-- START --

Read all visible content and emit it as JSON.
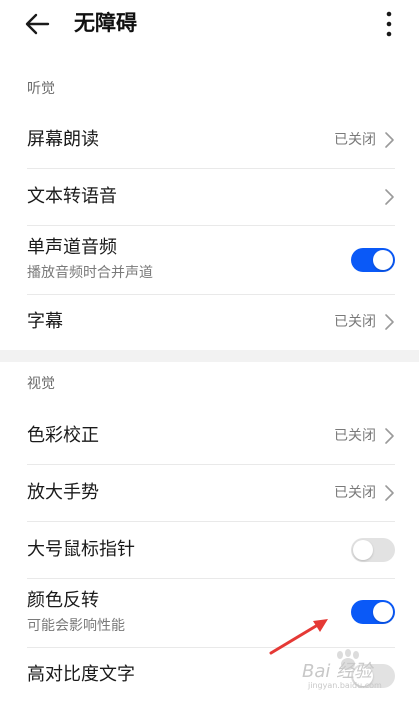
{
  "header": {
    "title": "无障碍",
    "back_icon": "arrow-left-icon",
    "more_icon": "more-vertical-icon"
  },
  "sections": [
    {
      "title": "听觉",
      "items": [
        {
          "label": "屏幕朗读",
          "value": "已关闭",
          "control": "chevron"
        },
        {
          "label": "文本转语音",
          "control": "chevron"
        },
        {
          "label": "单声道音频",
          "subtitle": "播放音频时合并声道",
          "control": "switch",
          "switch_on": true
        },
        {
          "label": "字幕",
          "value": "已关闭",
          "control": "chevron"
        }
      ]
    },
    {
      "title": "视觉",
      "items": [
        {
          "label": "色彩校正",
          "value": "已关闭",
          "control": "chevron"
        },
        {
          "label": "放大手势",
          "value": "已关闭",
          "control": "chevron"
        },
        {
          "label": "大号鼠标指针",
          "control": "switch",
          "switch_on": false
        },
        {
          "label": "颜色反转",
          "subtitle": "可能会影响性能",
          "control": "switch",
          "switch_on": true
        },
        {
          "label": "高对比度文字",
          "control": "switch",
          "switch_on": false
        }
      ]
    }
  ],
  "colors": {
    "switch_on": "#0a59f7",
    "switch_off": "#e2e2e2",
    "annotation_arrow": "#e53935",
    "section_gap": "#f2f2f2"
  },
  "watermark": {
    "text": "Bai 经验",
    "subtext": "jingyan.baidu.com"
  }
}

-- END --

> YOUR INSTRUCTIONS
Go through the listing above and quote it exactly, apart from its images.

> EXERCISE ANSWER
Read all visible content and emit it as JSON.
{
  "header": {
    "title": "无障碍",
    "back_icon": "arrow-left-icon",
    "more_icon": "more-vertical-icon"
  },
  "sections": [
    {
      "title": "听觉",
      "items": [
        {
          "label": "屏幕朗读",
          "value": "已关闭",
          "control": "chevron"
        },
        {
          "label": "文本转语音",
          "control": "chevron"
        },
        {
          "label": "单声道音频",
          "subtitle": "播放音频时合并声道",
          "control": "switch",
          "switch_on": true
        },
        {
          "label": "字幕",
          "value": "已关闭",
          "control": "chevron"
        }
      ]
    },
    {
      "title": "视觉",
      "items": [
        {
          "label": "色彩校正",
          "value": "已关闭",
          "control": "chevron"
        },
        {
          "label": "放大手势",
          "value": "已关闭",
          "control": "chevron"
        },
        {
          "label": "大号鼠标指针",
          "control": "switch",
          "switch_on": false
        },
        {
          "label": "颜色反转",
          "subtitle": "可能会影响性能",
          "control": "switch",
          "switch_on": true
        },
        {
          "label": "高对比度文字",
          "control": "switch",
          "switch_on": false
        }
      ]
    }
  ],
  "colors": {
    "switch_on": "#0a59f7",
    "switch_off": "#e2e2e2",
    "annotation_arrow": "#e53935",
    "section_gap": "#f2f2f2"
  },
  "watermark": {
    "text": "Bai 经验",
    "subtext": "jingyan.baidu.com"
  }
}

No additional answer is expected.